What you need to do: Repeat the listing word for word. No pictures belong in the copy.

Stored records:
◆ ◆ ◆ ◆

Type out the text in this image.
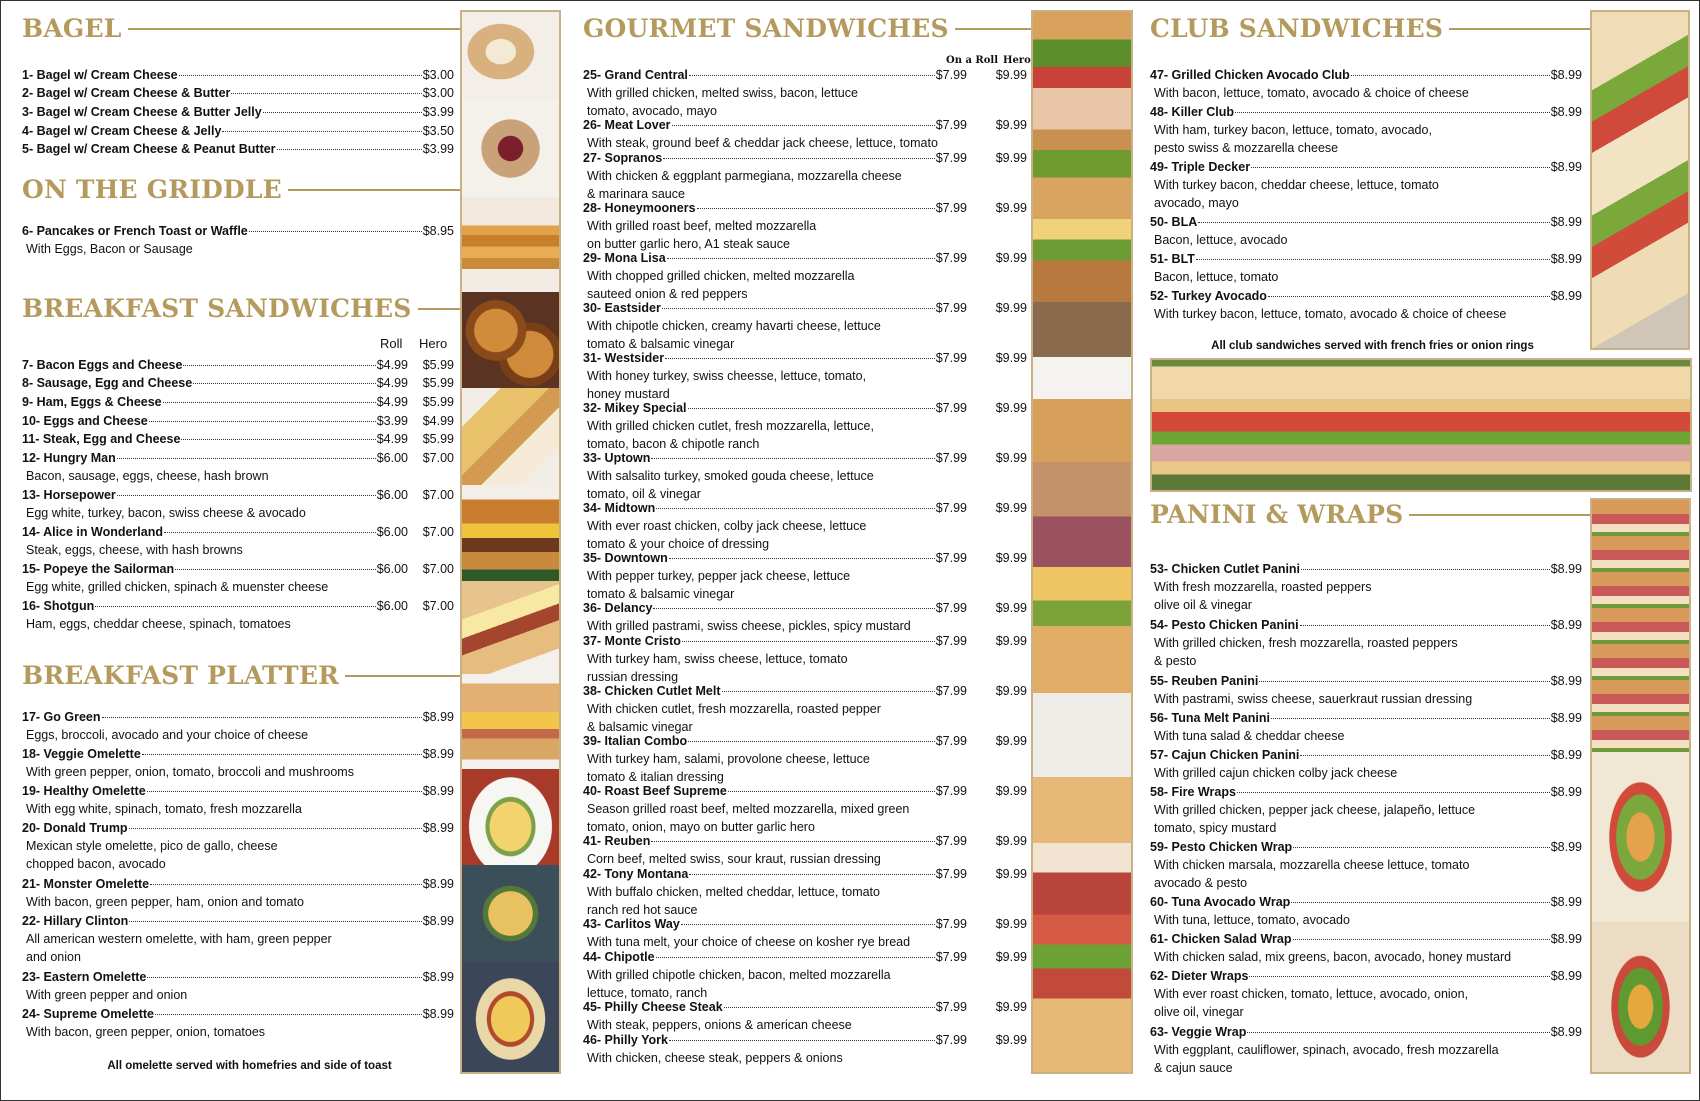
BAGEL
1- Bagel w/ Cream Cheese	$3.00
2- Bagel w/ Cream Cheese & Butter	$3.00
3- Bagel w/ Cream Cheese & Butter Jelly	$3.99
4- Bagel w/ Cream Cheese & Jelly	$3.50
5- Bagel w/ Cream Cheese & Peanut Butter	$3.99
ON THE GRIDDLE
6- Pancakes or French Toast or Waffle	$8.95
With Eggs, Bacon or Sausage
BREAKFAST SANDWICHES
Roll Hero
7- Bacon Eggs and Cheese	$4.99	$5.99
8- Sausage, Egg and Cheese	$4.99	$5.99
9- Ham, Eggs & Cheese	$4.99	$5.99
10- Eggs and Cheese	$3.99	$4.99
11- Steak, Egg and Cheese	$4.99	$5.99
12- Hungry Man	$6.00	$7.00
Bacon, sausage, eggs, cheese, hash brown
13- Horsepower	$6.00	$7.00
Egg white, turkey, bacon, swiss cheese & avocado
14- Alice in Wonderland	$6.00	$7.00
Steak, eggs, cheese, with hash browns
15- Popeye the Sailorman	$6.00	$7.00
Egg white, grilled chicken, spinach & muenster cheese
16- Shotgun	$6.00	$7.00
Ham, eggs, cheddar cheese, spinach, tomatoes
BREAKFAST PLATTER
17- Go Green	$8.99
Eggs, broccoli, avocado and your choice of cheese
18- Veggie Omelette	$8.99
With green pepper, onion, tomato, broccoli and mushrooms
19- Healthy Omelette	$8.99
With egg white, spinach, tomato, fresh mozzarella
20- Donald Trump	$8.99
Mexican style omelette, pico de gallo, cheese
chopped bacon, avocado
21- Monster Omelette	$8.99
With bacon, green pepper, ham, onion and tomato
22- Hillary Clinton	$8.99
All american western omelette, with ham, green pepper
and onion
23- Eastern Omelette	$8.99
With green pepper and onion
24- Supreme Omelette	$8.99
With bacon, green pepper, onion, tomatoes
All omelette served with homefries and side of toast
GOURMET SANDWICHES
On a Roll Hero
25- Grand Central	$7.99	$9.99
With grilled chicken, melted swiss, bacon, lettuce
tomato, avocado, mayo
26- Meat Lover	$7.99	$9.99
With steak, ground beef & cheddar jack cheese, lettuce, tomato
27- Sopranos	$7.99	$9.99
With chicken & eggplant parmegiana, mozzarella cheese
& marinara sauce
28- Honeymooners	$7.99	$9.99
With grilled roast beef, melted mozzarella
on butter garlic hero, A1 steak sauce
29- Mona Lisa	$7.99	$9.99
With chopped grilled chicken, melted mozzarella
sauteed onion & red peppers
30- Eastsider	$7.99	$9.99
With chipotle chicken, creamy havarti cheese, lettuce
tomato & balsamic vinegar
31- Westsider	$7.99	$9.99
With honey turkey, swiss cheesse, lettuce, tomato,
honey mustard
32- Mikey Special	$7.99	$9.99
With grilled chicken cutlet, fresh mozzarella, lettuce,
tomato, bacon & chipotle ranch
33- Uptown	$7.99	$9.99
With salsalito turkey, smoked gouda cheese, lettuce
tomato, oil & vinegar
34- Midtown	$7.99	$9.99
With ever roast chicken, colby jack cheese, lettuce
tomato & your choice of dressing
35- Downtown	$7.99	$9.99
With pepper turkey, pepper jack cheese, lettuce
tomato & balsamic vinegar
36- Delancy	$7.99	$9.99
With grilled pastrami, swiss cheese, pickles, spicy mustard
37- Monte Cristo	$7.99	$9.99
With turkey ham, swiss cheese, lettuce, tomato
russian dressing
38- Chicken Cutlet Melt	$7.99	$9.99
With chicken cutlet, fresh mozzarella, roasted pepper
& balsamic vinegar
39- Italian Combo	$7.99	$9.99
With turkey ham, salami, provolone cheese, lettuce
tomato & italian dressing
40- Roast Beef Supreme	$7.99	$9.99
Season grilled roast beef, melted mozzarella, mixed green
tomato, onion, mayo on butter garlic hero
41- Reuben	$7.99	$9.99
Corn beef, melted swiss, sour kraut, russian dressing
42- Tony Montana	$7.99	$9.99
With buffalo chicken, melted cheddar, lettuce, tomato
ranch red hot sauce
43- Carlitos Way	$7.99	$9.99
With tuna melt, your choice of cheese on kosher rye bread
44- Chipotle	$7.99	$9.99
With grilled chipotle chicken, bacon, melted mozzarella
lettuce, tomato, ranch
45- Philly Cheese Steak	$7.99	$9.99
With steak, peppers, onions & american cheese
46- Philly York	$7.99	$9.99
With chicken, cheese steak, peppers & onions
CLUB SANDWICHES
47- Grilled Chicken Avocado Club	$8.99
With bacon, lettuce, tomato, avocado & choice of cheese
48- Killer Club	$8.99
With ham, turkey bacon, lettuce, tomato, avocado,
pesto swiss & mozzarella cheese
49- Triple Decker	$8.99
With turkey bacon, cheddar cheese, lettuce, tomato
avocado, mayo
50- BLA	$8.99
Bacon, lettuce, avocado
51- BLT	$8.99
Bacon, lettuce, tomato
52- Turkey Avocado	$8.99
With turkey bacon, lettuce, tomato, avocado & choice of cheese
All club sandwiches served with french fries or onion rings
PANINI & WRAPS
53- Chicken Cutlet Panini	$8.99
With fresh mozzarella, roasted peppers
olive oil & vinegar
54- Pesto Chicken Panini	$8.99
With grilled chicken, fresh mozzarella, roasted peppers
& pesto
55- Reuben Panini	$8.99
With pastrami, swiss cheese, sauerkraut russian dressing
56- Tuna Melt Panini	$8.99
With tuna salad & cheddar cheese
57- Cajun Chicken Panini	$8.99
With grilled cajun chicken colby jack cheese
58- Fire Wraps	$8.99
With grilled chicken, pepper jack cheese, jalapeño, lettuce
tomato, spicy mustard
59- Pesto Chicken Wrap	$8.99
With chicken marsala, mozzarella cheese lettuce, tomato
avocado & pesto
60- Tuna Avocado Wrap	$8.99
With tuna, lettuce, tomato, avocado
61- Chicken Salad Wrap	$8.99
With chicken salad, mix greens, bacon, avocado, honey mustard
62- Dieter Wraps	$8.99
With ever roast chicken, tomato, lettuce, avocado, onion,
olive oil, vinegar
63- Veggie Wrap	$8.99
With eggplant, cauliflower, spinach, avocado, fresh mozzarella
& cajun sauce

◆ ◆ ◆ ◆

Answer for this exercise:
Type out the text in this image.
BAGEL
1- Bagel w/ Cream Cheese	$3.00
2- Bagel w/ Cream Cheese & Butter	$3.00
3- Bagel w/ Cream Cheese & Butter Jelly	$3.99
4- Bagel w/ Cream Cheese & Jelly	$3.50
5- Bagel w/ Cream Cheese & Peanut Butter	$3.99
ON THE GRIDDLE
6- Pancakes or French Toast or Waffle	$8.95
With Eggs, Bacon or Sausage
BREAKFAST SANDWICHES
Roll Hero
7- Bacon Eggs and Cheese	$4.99	$5.99
8- Sausage, Egg and Cheese	$4.99	$5.99
9- Ham, Eggs & Cheese	$4.99	$5.99
10- Eggs and Cheese	$3.99	$4.99
11- Steak, Egg and Cheese	$4.99	$5.99
12- Hungry Man	$6.00	$7.00
Bacon, sausage, eggs, cheese, hash brown
13- Horsepower	$6.00	$7.00
Egg white, turkey, bacon, swiss cheese & avocado
14- Alice in Wonderland	$6.00	$7.00
Steak, eggs, cheese, with hash browns
15- Popeye the Sailorman	$6.00	$7.00
Egg white, grilled chicken, spinach & muenster cheese
16- Shotgun	$6.00	$7.00
Ham, eggs, cheddar cheese, spinach, tomatoes
BREAKFAST PLATTER
17- Go Green	$8.99
Eggs, broccoli, avocado and your choice of cheese
18- Veggie Omelette	$8.99
With green pepper, onion, tomato, broccoli and mushrooms
19- Healthy Omelette	$8.99
With egg white, spinach, tomato, fresh mozzarella
20- Donald Trump	$8.99
Mexican style omelette, pico de gallo, cheese
chopped bacon, avocado
21- Monster Omelette	$8.99
With bacon, green pepper, ham, onion and tomato
22- Hillary Clinton	$8.99
All american western omelette, with ham, green pepper
and onion
23- Eastern Omelette	$8.99
With green pepper and onion
24- Supreme Omelette	$8.99
With bacon, green pepper, onion, tomatoes
All omelette served with homefries and side of toast
GOURMET SANDWICHES
On a Roll Hero
25- Grand Central	$7.99	$9.99
With grilled chicken, melted swiss, bacon, lettuce
tomato, avocado, mayo
26- Meat Lover	$7.99	$9.99
With steak, ground beef & cheddar jack cheese, lettuce, tomato
27- Sopranos	$7.99	$9.99
With chicken & eggplant parmegiana, mozzarella cheese
& marinara sauce
28- Honeymooners	$7.99	$9.99
With grilled roast beef, melted mozzarella
on butter garlic hero, A1 steak sauce
29- Mona Lisa	$7.99	$9.99
With chopped grilled chicken, melted mozzarella
sauteed onion & red peppers
30- Eastsider	$7.99	$9.99
With chipotle chicken, creamy havarti cheese, lettuce
tomato & balsamic vinegar
31- Westsider	$7.99	$9.99
With honey turkey, swiss cheesse, lettuce, tomato,
honey mustard
32- Mikey Special	$7.99	$9.99
With grilled chicken cutlet, fresh mozzarella, lettuce,
tomato, bacon & chipotle ranch
33- Uptown	$7.99	$9.99
With salsalito turkey, smoked gouda cheese, lettuce
tomato, oil & vinegar
34- Midtown	$7.99	$9.99
With ever roast chicken, colby jack cheese, lettuce
tomato & your choice of dressing
35- Downtown	$7.99	$9.99
With pepper turkey, pepper jack cheese, lettuce
tomato & balsamic vinegar
36- Delancy	$7.99	$9.99
With grilled pastrami, swiss cheese, pickles, spicy mustard
37- Monte Cristo	$7.99	$9.99
With turkey ham, swiss cheese, lettuce, tomato
russian dressing
38- Chicken Cutlet Melt	$7.99	$9.99
With chicken cutlet, fresh mozzarella, roasted pepper
& balsamic vinegar
39- Italian Combo	$7.99	$9.99
With turkey ham, salami, provolone cheese, lettuce
tomato & italian dressing
40- Roast Beef Supreme	$7.99	$9.99
Season grilled roast beef, melted mozzarella, mixed green
tomato, onion, mayo on butter garlic hero
41- Reuben	$7.99	$9.99
Corn beef, melted swiss, sour kraut, russian dressing
42- Tony Montana	$7.99	$9.99
With buffalo chicken, melted cheddar, lettuce, tomato
ranch red hot sauce
43- Carlitos Way	$7.99	$9.99
With tuna melt, your choice of cheese on kosher rye bread
44- Chipotle	$7.99	$9.99
With grilled chipotle chicken, bacon, melted mozzarella
lettuce, tomato, ranch
45- Philly Cheese Steak	$7.99	$9.99
With steak, peppers, onions & american cheese
46- Philly York	$7.99	$9.99
With chicken, cheese steak, peppers & onions
CLUB SANDWICHES
47- Grilled Chicken Avocado Club	$8.99
With bacon, lettuce, tomato, avocado & choice of cheese
48- Killer Club	$8.99
With ham, turkey bacon, lettuce, tomato, avocado,
pesto swiss & mozzarella cheese
49- Triple Decker	$8.99
With turkey bacon, cheddar cheese, lettuce, tomato
avocado, mayo
50- BLA	$8.99
Bacon, lettuce, avocado
51- BLT	$8.99
Bacon, lettuce, tomato
52- Turkey Avocado	$8.99
With turkey bacon, lettuce, tomato, avocado & choice of cheese
All club sandwiches served with french fries or onion rings
PANINI & WRAPS
53- Chicken Cutlet Panini	$8.99
With fresh mozzarella, roasted peppers
olive oil & vinegar
54- Pesto Chicken Panini	$8.99
With grilled chicken, fresh mozzarella, roasted peppers
& pesto
55- Reuben Panini	$8.99
With pastrami, swiss cheese, sauerkraut russian dressing
56- Tuna Melt Panini	$8.99
With tuna salad & cheddar cheese
57- Cajun Chicken Panini	$8.99
With grilled cajun chicken colby jack cheese
58- Fire Wraps	$8.99
With grilled chicken, pepper jack cheese, jalapeño, lettuce
tomato, spicy mustard
59- Pesto Chicken Wrap	$8.99
With chicken marsala, mozzarella cheese lettuce, tomato
avocado & pesto
60- Tuna Avocado Wrap	$8.99
With tuna, lettuce, tomato, avocado
61- Chicken Salad Wrap	$8.99
With chicken salad, mix greens, bacon, avocado, honey mustard
62- Dieter Wraps	$8.99
With ever roast chicken, tomato, lettuce, avocado, onion,
olive oil, vinegar
63- Veggie Wrap	$8.99
With eggplant, cauliflower, spinach, avocado, fresh mozzarella
& cajun sauce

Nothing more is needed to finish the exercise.